** PROVIDED DATA **
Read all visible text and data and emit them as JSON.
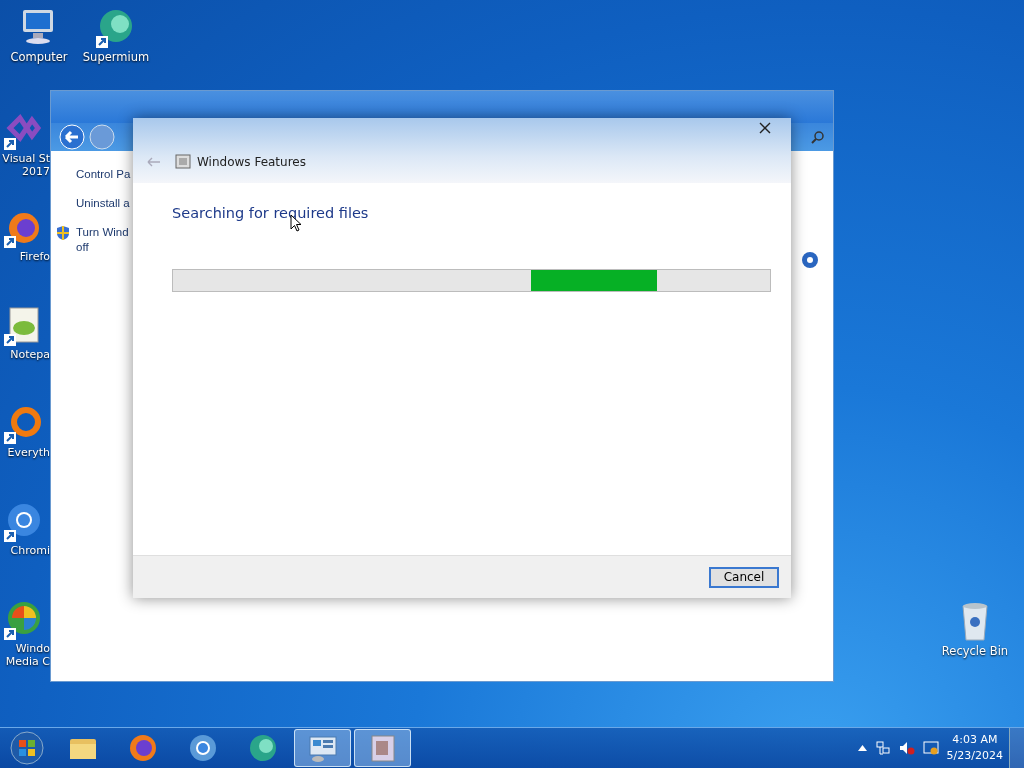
{
  "desktop_icons": [
    {
      "lines": [
        "Computer"
      ]
    },
    {
      "lines": [
        "Supermium"
      ]
    }
  ],
  "covered_desktop_icons": [
    {
      "lines": [
        "Visual St",
        "2017"
      ]
    },
    {
      "lines": [
        "Firefo"
      ]
    },
    {
      "lines": [
        "Notepa"
      ]
    },
    {
      "lines": [
        "Everyth"
      ]
    },
    {
      "lines": [
        "Chromi"
      ]
    },
    {
      "lines": [
        "Windo",
        "Media C"
      ]
    }
  ],
  "recycle_bin": {
    "label": "Recycle Bin"
  },
  "control_panel": {
    "sidebar": [
      {
        "lines": [
          "Control Pa"
        ],
        "shield": false
      },
      {
        "lines": [
          "Uninstall a"
        ],
        "shield": false
      },
      {
        "lines": [
          "Turn Wind",
          "off"
        ],
        "shield": true
      }
    ]
  },
  "dialog": {
    "title": "Windows Features",
    "heading": "Searching for required files",
    "progress": {
      "kind": "marquee"
    },
    "buttons": [
      "Cancel"
    ]
  },
  "taskbar": {
    "pinned": [
      {
        "active": false
      },
      {
        "active": false
      },
      {
        "active": false
      },
      {
        "active": false
      },
      {
        "active": true
      },
      {
        "active": true
      }
    ],
    "clock": {
      "time": "4:03 AM",
      "date": "5/23/2024"
    }
  }
}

** WHAT TO PRODUCE **
Reproduce all entries without any change, and omit the pictures.

** EXERCISE SOLUTION **
Read all visible text and data and emit them as JSON.
{
  "desktop_icons": [
    {
      "lines": [
        "Computer"
      ]
    },
    {
      "lines": [
        "Supermium"
      ]
    }
  ],
  "covered_desktop_icons": [
    {
      "lines": [
        "Visual St",
        "2017"
      ]
    },
    {
      "lines": [
        "Firefo"
      ]
    },
    {
      "lines": [
        "Notepa"
      ]
    },
    {
      "lines": [
        "Everyth"
      ]
    },
    {
      "lines": [
        "Chromi"
      ]
    },
    {
      "lines": [
        "Windo",
        "Media C"
      ]
    }
  ],
  "recycle_bin": {
    "label": "Recycle Bin"
  },
  "control_panel": {
    "sidebar": [
      {
        "lines": [
          "Control Pa"
        ],
        "shield": false
      },
      {
        "lines": [
          "Uninstall a"
        ],
        "shield": false
      },
      {
        "lines": [
          "Turn Wind",
          "off"
        ],
        "shield": true
      }
    ]
  },
  "dialog": {
    "title": "Windows Features",
    "heading": "Searching for required files",
    "progress": {
      "kind": "marquee"
    },
    "buttons": [
      "Cancel"
    ]
  },
  "taskbar": {
    "pinned": [
      {
        "active": false
      },
      {
        "active": false
      },
      {
        "active": false
      },
      {
        "active": false
      },
      {
        "active": true
      },
      {
        "active": true
      }
    ],
    "clock": {
      "time": "4:03 AM",
      "date": "5/23/2024"
    }
  }
}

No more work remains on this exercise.